(Extracted data entries)

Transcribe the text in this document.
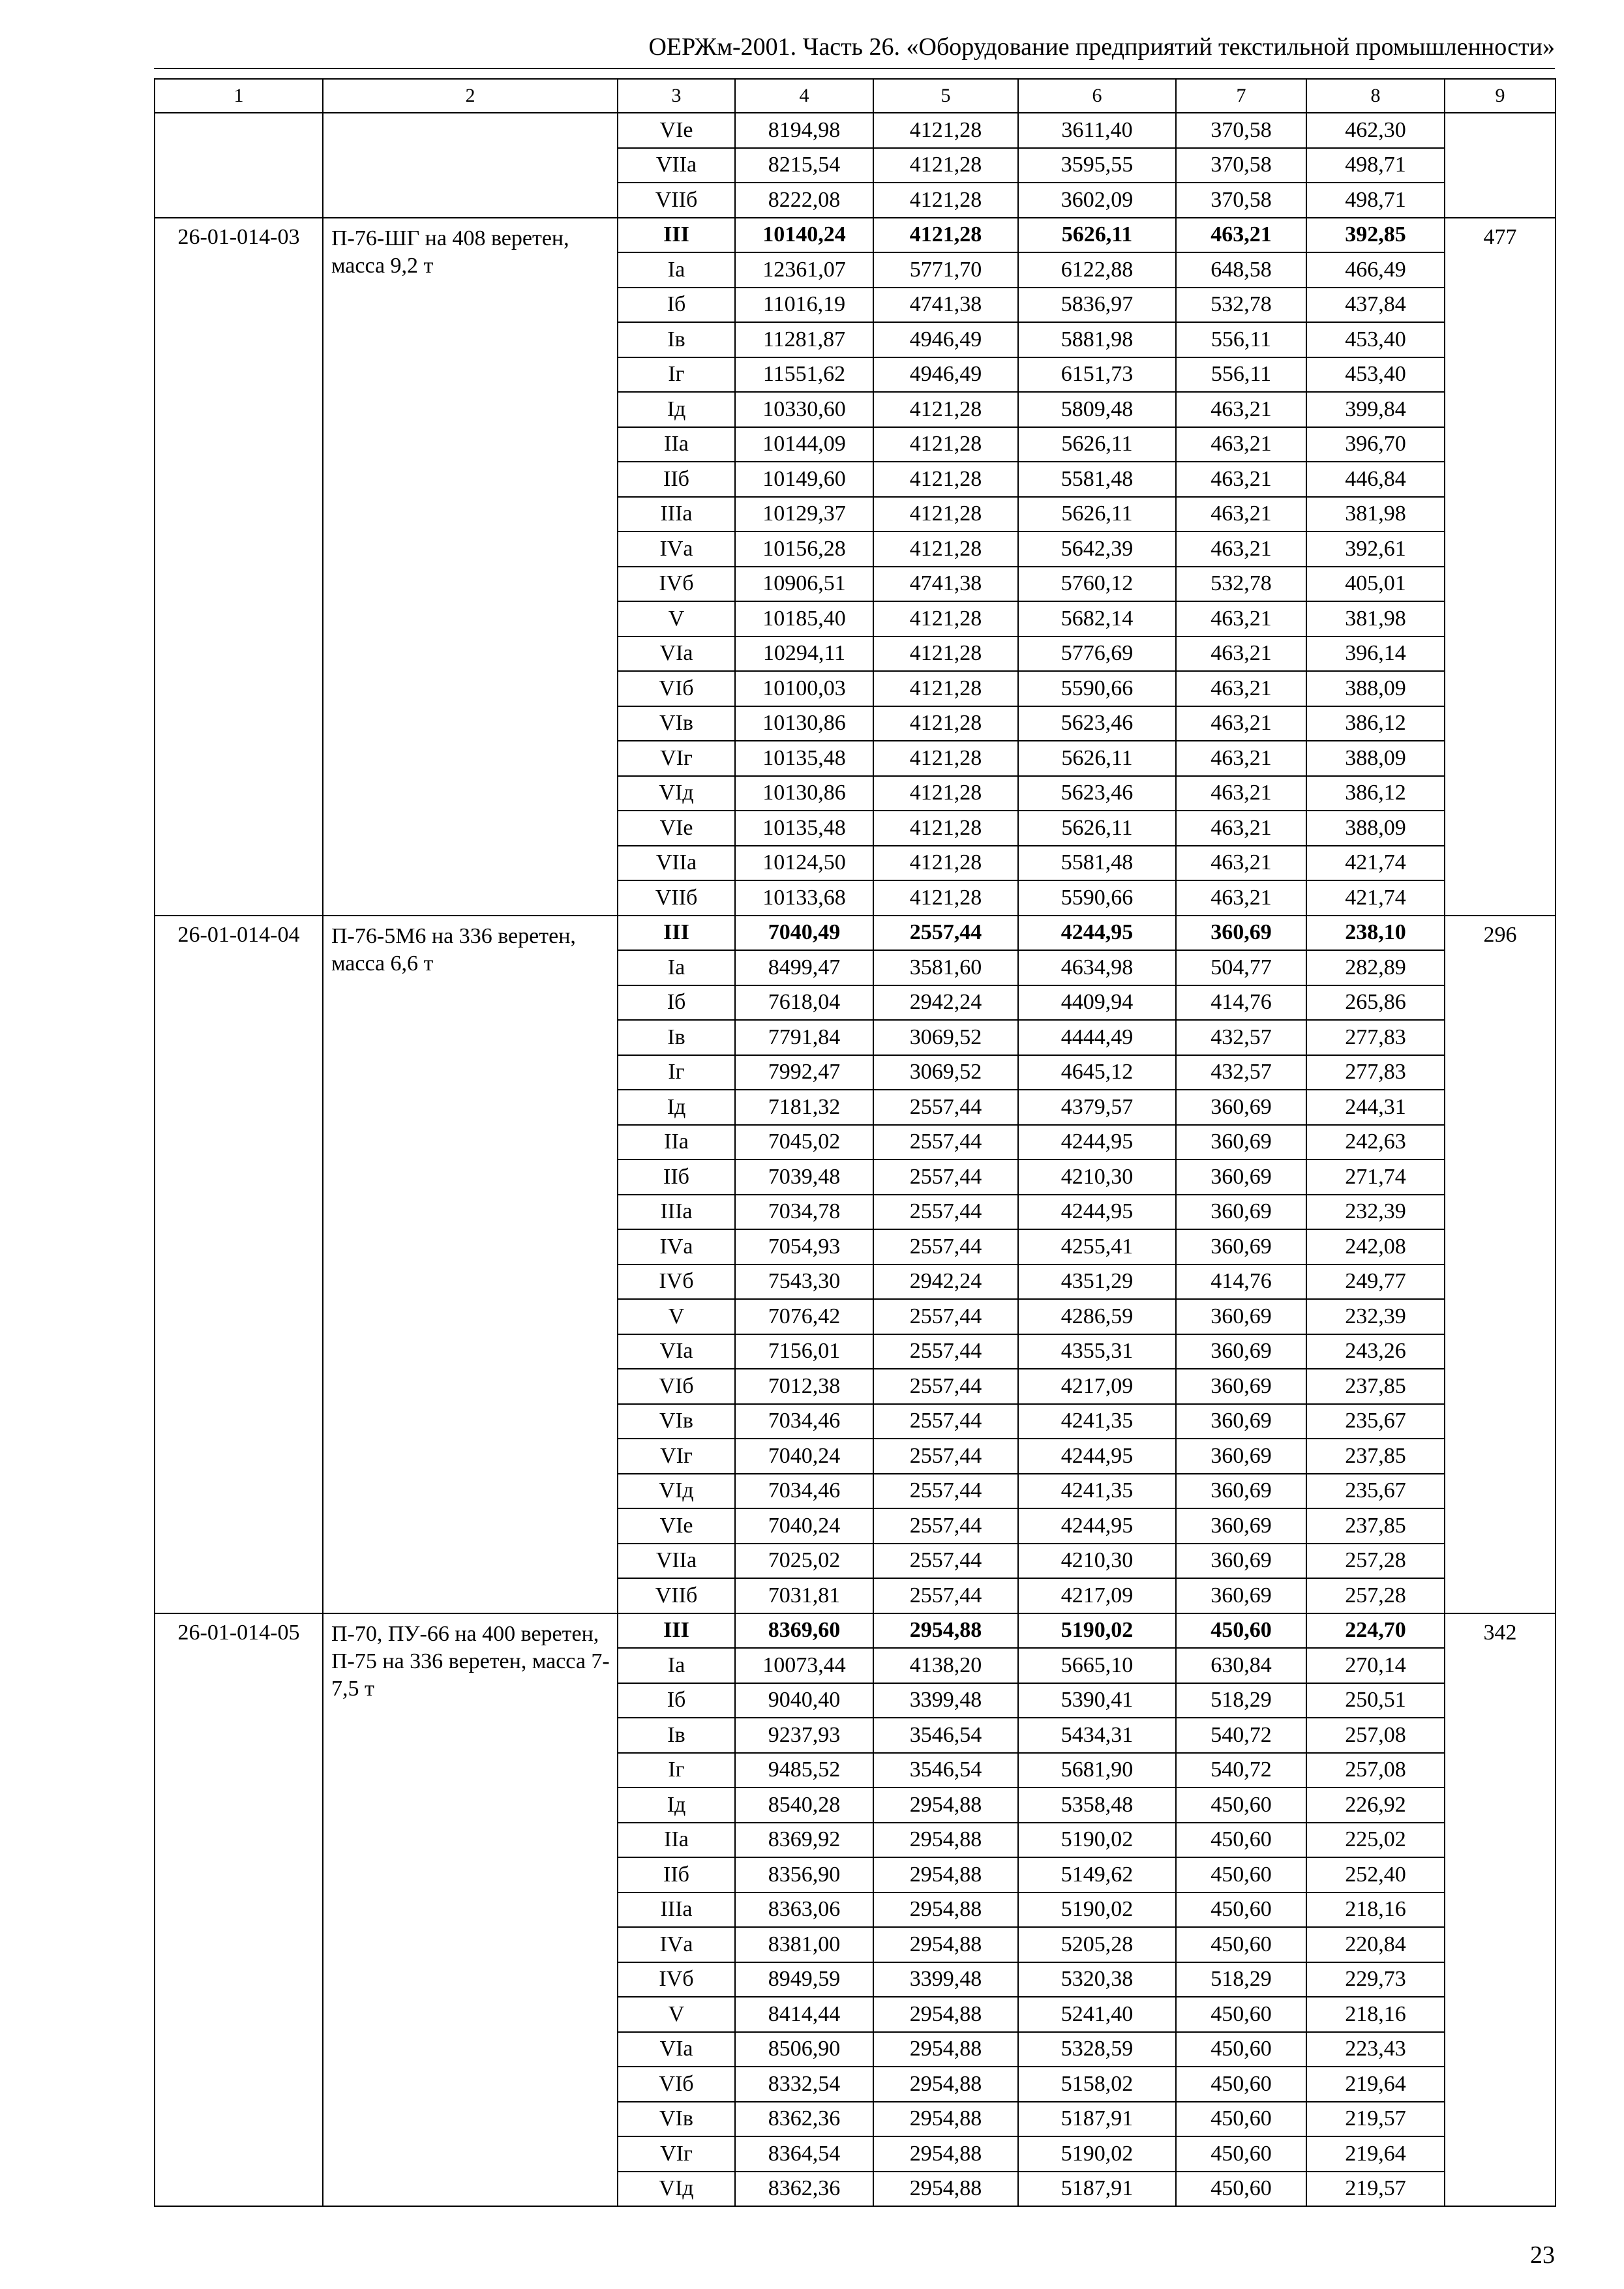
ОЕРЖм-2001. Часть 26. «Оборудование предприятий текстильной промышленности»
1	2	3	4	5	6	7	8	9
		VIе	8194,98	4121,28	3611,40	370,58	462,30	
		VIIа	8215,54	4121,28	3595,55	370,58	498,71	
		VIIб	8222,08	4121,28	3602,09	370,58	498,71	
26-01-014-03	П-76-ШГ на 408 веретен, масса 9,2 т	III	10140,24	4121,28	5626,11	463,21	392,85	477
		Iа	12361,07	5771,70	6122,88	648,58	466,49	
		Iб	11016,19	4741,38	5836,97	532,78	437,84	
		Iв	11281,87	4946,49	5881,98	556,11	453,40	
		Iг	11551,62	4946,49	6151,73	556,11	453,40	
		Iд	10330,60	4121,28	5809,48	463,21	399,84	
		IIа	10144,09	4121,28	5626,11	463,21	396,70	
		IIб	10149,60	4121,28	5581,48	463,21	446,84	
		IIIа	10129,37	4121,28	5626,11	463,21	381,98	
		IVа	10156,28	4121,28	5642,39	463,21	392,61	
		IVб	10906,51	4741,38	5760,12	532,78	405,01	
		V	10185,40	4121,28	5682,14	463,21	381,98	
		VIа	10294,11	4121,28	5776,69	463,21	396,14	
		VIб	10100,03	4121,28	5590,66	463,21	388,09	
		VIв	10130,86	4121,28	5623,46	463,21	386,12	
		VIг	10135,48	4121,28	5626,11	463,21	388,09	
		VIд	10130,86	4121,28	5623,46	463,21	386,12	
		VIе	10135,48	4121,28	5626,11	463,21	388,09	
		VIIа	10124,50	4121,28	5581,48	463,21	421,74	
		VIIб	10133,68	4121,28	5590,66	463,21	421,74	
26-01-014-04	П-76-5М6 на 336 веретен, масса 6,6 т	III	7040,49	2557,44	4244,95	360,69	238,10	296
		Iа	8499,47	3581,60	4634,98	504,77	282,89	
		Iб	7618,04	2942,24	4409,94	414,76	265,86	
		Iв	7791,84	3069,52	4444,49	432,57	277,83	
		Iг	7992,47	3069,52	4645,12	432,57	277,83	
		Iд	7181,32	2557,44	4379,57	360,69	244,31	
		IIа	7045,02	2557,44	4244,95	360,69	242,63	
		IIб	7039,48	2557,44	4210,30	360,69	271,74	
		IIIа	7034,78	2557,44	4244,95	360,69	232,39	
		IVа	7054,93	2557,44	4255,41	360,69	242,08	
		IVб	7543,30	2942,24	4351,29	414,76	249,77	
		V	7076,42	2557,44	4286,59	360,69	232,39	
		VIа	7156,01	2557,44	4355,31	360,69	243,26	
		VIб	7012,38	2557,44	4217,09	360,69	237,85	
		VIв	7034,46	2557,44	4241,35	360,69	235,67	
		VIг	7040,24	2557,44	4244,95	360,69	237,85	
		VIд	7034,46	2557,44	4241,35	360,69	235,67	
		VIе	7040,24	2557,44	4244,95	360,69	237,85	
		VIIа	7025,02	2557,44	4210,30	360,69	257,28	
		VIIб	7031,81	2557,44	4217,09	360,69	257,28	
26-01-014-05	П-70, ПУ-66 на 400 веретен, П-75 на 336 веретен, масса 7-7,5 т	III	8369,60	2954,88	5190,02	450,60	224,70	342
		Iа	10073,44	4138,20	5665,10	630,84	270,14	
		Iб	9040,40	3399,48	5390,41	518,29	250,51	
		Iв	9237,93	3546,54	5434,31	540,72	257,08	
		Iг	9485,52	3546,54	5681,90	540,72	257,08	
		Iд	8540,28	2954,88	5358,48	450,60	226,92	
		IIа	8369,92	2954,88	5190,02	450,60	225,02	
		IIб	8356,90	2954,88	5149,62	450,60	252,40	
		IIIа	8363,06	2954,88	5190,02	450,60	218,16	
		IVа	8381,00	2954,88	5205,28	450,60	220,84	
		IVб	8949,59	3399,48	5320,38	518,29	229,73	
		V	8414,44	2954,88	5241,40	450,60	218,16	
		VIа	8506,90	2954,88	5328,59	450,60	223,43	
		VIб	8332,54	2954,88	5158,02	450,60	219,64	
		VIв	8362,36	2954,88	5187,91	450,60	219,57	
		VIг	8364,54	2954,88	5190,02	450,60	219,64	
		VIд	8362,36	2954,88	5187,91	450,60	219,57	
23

• [EXERCISE] Give the count of lines in the data above that hold the string "VIIа", with no additional words.

• [SOLUTION TO THE PROBLEM] 3